▶ [Exercise prompt]: Copy out each line exactly; pictures stay out of the copy.

▶ [Records supplied]:
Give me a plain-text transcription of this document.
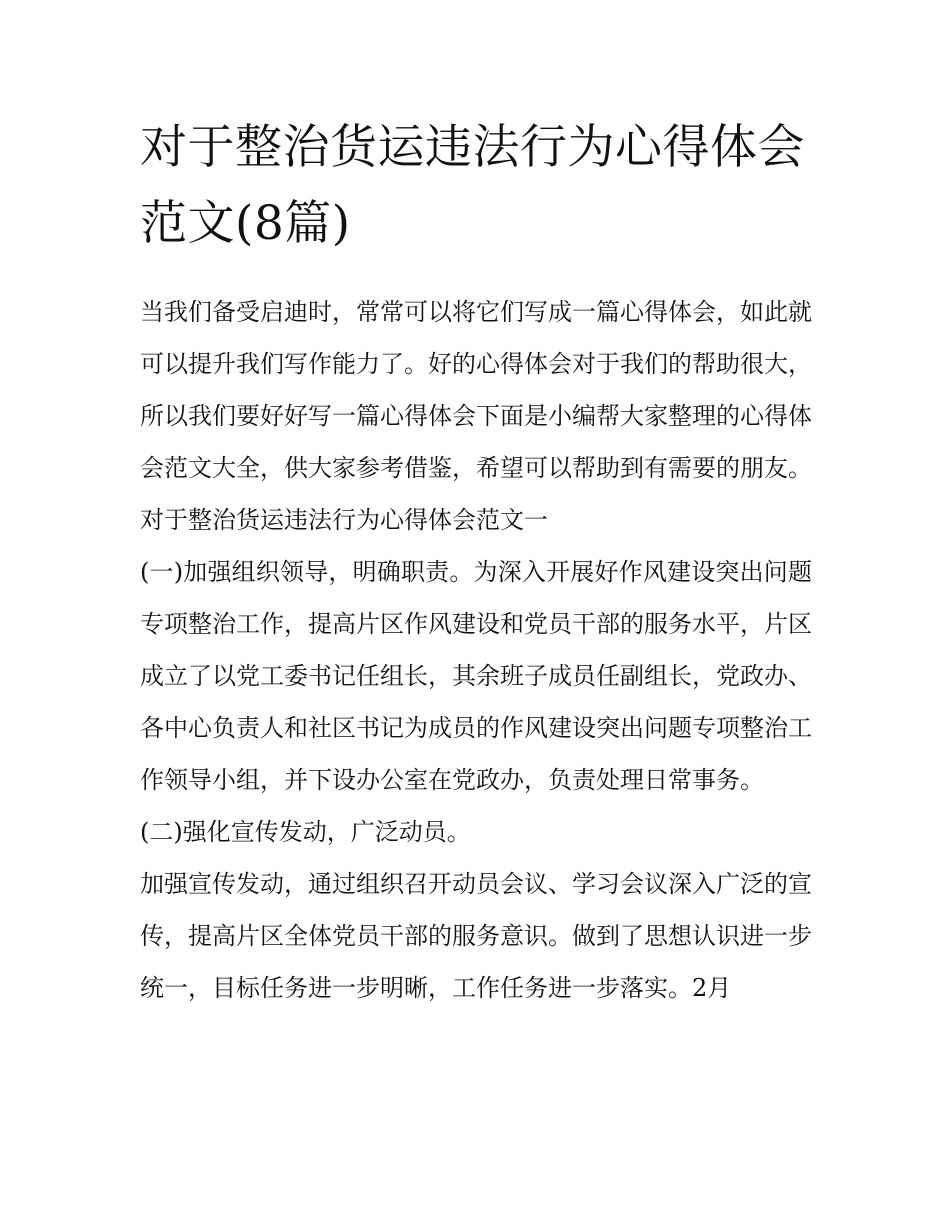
对于整治货运违法行为心得体会范文(8篇)

当我们备受启迪时，常常可以将它们写成一篇心得体会，如此就可以提升我们写作能力了。好的心得体会对于我们的帮助很大，所以我们要好好写一篇心得体会下面是小编帮大家整理的心得体会范文大全，供大家参考借鉴，希望可以帮助到有需要的朋友。

对于整治货运违法行为心得体会范文一

(一)加强组织领导，明确职责。为深入开展好作风建设突出问题专项整治工作，提高片区作风建设和党员干部的服务水平，片区成立了以党工委书记任组长，其余班子成员任副组长，党政办、各中心负责人和社区书记为成员的作风建设突出问题专项整治工作领导小组，并下设办公室在党政办，负责处理日常事务。

(二)强化宣传发动，广泛动员。

加强宣传发动，通过组织召开动员会议、学习会议深入广泛的宣传，提高片区全体党员干部的服务意识。做到了思想认识进一步统一，目标任务进一步明晰，工作任务进一步落实。2月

▶ [Correct answer]:
Give me a plain-text transcription of this document.
对于整治货运违法行为心得体会范文(8篇)

当我们备受启迪时，常常可以将它们写成一篇心得体会，如此就可以提升我们写作能力了。好的心得体会对于我们的帮助很大，所以我们要好好写一篇心得体会下面是小编帮大家整理的心得体会范文大全，供大家参考借鉴，希望可以帮助到有需要的朋友。

对于整治货运违法行为心得体会范文一

(一)加强组织领导，明确职责。为深入开展好作风建设突出问题专项整治工作，提高片区作风建设和党员干部的服务水平，片区成立了以党工委书记任组长，其余班子成员任副组长，党政办、各中心负责人和社区书记为成员的作风建设突出问题专项整治工作领导小组，并下设办公室在党政办，负责处理日常事务。

(二)强化宣传发动，广泛动员。

加强宣传发动，通过组织召开动员会议、学习会议深入广泛的宣传，提高片区全体党员干部的服务意识。做到了思想认识进一步统一，目标任务进一步明晰，工作任务进一步落实。2月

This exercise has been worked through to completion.